>> BEGIN Dataset records

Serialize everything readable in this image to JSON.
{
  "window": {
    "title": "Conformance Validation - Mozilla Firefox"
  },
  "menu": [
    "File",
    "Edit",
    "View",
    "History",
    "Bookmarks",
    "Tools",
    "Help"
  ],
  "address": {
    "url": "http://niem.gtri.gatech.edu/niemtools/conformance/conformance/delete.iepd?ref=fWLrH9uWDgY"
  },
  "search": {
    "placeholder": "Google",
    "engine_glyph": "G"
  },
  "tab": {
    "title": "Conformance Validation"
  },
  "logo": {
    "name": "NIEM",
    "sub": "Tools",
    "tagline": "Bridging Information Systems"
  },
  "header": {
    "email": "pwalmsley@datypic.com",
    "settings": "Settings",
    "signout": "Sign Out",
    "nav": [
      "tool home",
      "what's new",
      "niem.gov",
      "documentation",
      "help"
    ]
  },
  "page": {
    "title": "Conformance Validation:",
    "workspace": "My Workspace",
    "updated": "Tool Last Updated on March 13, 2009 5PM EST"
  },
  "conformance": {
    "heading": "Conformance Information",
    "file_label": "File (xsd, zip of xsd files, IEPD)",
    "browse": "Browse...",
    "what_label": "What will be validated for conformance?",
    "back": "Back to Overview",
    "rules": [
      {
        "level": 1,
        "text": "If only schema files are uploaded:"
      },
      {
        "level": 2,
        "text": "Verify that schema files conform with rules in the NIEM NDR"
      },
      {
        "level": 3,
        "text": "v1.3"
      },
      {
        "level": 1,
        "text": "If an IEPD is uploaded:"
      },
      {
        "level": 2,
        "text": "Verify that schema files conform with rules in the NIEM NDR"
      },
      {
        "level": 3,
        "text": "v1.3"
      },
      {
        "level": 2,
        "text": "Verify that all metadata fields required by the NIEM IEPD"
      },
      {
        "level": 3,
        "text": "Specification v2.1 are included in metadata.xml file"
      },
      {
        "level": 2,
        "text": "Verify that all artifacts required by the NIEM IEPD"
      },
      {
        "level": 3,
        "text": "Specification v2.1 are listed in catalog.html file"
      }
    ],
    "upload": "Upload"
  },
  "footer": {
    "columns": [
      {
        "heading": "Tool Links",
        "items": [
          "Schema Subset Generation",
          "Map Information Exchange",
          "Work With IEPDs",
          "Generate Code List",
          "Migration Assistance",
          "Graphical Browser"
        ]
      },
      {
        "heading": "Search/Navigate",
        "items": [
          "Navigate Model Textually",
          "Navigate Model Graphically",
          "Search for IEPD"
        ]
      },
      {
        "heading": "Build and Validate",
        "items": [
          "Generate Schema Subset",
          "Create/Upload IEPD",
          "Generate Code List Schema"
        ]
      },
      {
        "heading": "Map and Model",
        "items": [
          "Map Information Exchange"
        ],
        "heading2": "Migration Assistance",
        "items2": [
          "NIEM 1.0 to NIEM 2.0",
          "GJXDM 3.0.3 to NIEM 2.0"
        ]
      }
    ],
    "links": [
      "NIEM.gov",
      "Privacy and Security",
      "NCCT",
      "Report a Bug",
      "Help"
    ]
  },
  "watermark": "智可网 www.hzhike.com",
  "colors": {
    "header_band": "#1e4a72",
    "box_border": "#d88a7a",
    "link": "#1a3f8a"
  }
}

>> END Dataset records

= Exercise description =
Go through the listing above and locate each line that holds the word "Exchange". Copy those lines.

= Written answer =
          "Map Information Exchange",
          "Map Information Exchange"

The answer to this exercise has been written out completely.